-------- Extracted text --------
Friedman v. Schoolman

400 A.2d 590 | Pa. | 1979

DISSENTING STATEMENT OF MR. JUSTICE ROBERTS FROM DENIAL OF APPLICATION FOR REARGUMENT.

ROBERTS, Justice,

dissenting.

The refusal to grant the widow’s Application for Reargument on this record of monumental injustice and manifest legal and factual error compels dissent. Only a few of the gallimaufry of errors requiring reconsideration are discussed in my dissenting opinion of November 18, 1978, joined by Mr. Justice Larsen. Petitioner’s Application raises several strong and compelling reasons for reargument:

“1. This Court’s decision in the present case represents the first time in Pennsylvania jurisprudence that an antenuptial agreement was used to defeat the clear *561intent of the decedent with regard to the disposition of his estate.
2. This Court’s decision in the present case misapprehends prior controlling decisions of this court requiring that a party to an antenuptial agreement be able to act with ‘intelligence and proper apprehension,’ and this Court’s decision in the present case also misapprehends the record with regard to the circumstances surrounding the signing of the agreement involved here.
3. This Court’s opinion in the present case misapprehends the record with regard to the evidence of a contract to make a will.
--------
■ Assignment A ■
In the dissenting statement, list everything the quoted reasons from the petitioner's Application say this Court's decision or opinion misapprehends.
■ Assignment B ■
Copy the dissenting statement word for word from "The refusal to" up to and including "of his estate.".
-------- Dataset --------
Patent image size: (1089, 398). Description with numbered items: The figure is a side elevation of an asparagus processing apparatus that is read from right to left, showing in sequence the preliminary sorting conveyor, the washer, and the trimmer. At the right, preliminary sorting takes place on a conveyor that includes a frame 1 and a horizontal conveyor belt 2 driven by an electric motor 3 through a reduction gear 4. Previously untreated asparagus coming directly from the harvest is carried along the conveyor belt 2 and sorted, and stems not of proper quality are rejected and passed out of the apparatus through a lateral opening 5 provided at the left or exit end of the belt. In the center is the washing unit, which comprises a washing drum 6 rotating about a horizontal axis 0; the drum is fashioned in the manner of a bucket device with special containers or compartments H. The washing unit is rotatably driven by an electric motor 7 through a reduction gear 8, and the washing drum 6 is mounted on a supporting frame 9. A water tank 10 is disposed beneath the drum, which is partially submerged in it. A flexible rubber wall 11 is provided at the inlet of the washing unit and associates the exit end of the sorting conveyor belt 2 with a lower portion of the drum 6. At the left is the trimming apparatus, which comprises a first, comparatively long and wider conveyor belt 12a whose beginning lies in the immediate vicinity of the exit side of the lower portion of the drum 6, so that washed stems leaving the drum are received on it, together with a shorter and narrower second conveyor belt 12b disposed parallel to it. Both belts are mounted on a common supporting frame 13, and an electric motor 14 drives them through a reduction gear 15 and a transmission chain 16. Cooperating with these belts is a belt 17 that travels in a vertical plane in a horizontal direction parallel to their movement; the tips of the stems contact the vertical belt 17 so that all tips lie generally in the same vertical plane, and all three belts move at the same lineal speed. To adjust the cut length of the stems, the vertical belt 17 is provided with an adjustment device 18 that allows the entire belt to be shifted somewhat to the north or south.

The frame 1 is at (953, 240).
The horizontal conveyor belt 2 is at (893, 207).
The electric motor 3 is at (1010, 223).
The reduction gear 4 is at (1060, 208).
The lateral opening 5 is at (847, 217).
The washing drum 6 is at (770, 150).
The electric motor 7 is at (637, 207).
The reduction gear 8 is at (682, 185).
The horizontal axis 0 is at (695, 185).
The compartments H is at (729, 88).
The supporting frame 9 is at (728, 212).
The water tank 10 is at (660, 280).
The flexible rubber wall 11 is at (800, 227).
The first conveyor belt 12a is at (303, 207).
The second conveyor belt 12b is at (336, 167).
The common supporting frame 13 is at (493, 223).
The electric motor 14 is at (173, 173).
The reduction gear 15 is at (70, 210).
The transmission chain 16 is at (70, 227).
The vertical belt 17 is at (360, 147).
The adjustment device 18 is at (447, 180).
--------
■ Written answer A ■
- Prior controlling decisions of this court requiring that a party to an antenuptial agreement be able to act with "intelligence and proper apprehension"
- The record with regard to the circumstances surrounding the signing of the agreement involved here
- The record with regard to the evidence of a contract to make a will

■ Written answer B ■
The refusal to grant the widow’s Application for Reargument on this record of monumental injustice and manifest legal and factual error compels dissent. Only a few of the gallimaufry of errors requiring reconsideration are discussed in my dissenting opinion of November 18, 1978, joined by Mr. Justice Larsen. Petitioner’s Application raises several strong and compelling reasons for reargument:

“1. This Court’s decision in the present case represents the first time in Pennsylvania jurisprudence that an antenuptial agreement was used to defeat the clear *561intent of the decedent with regard to the disposition of his estate.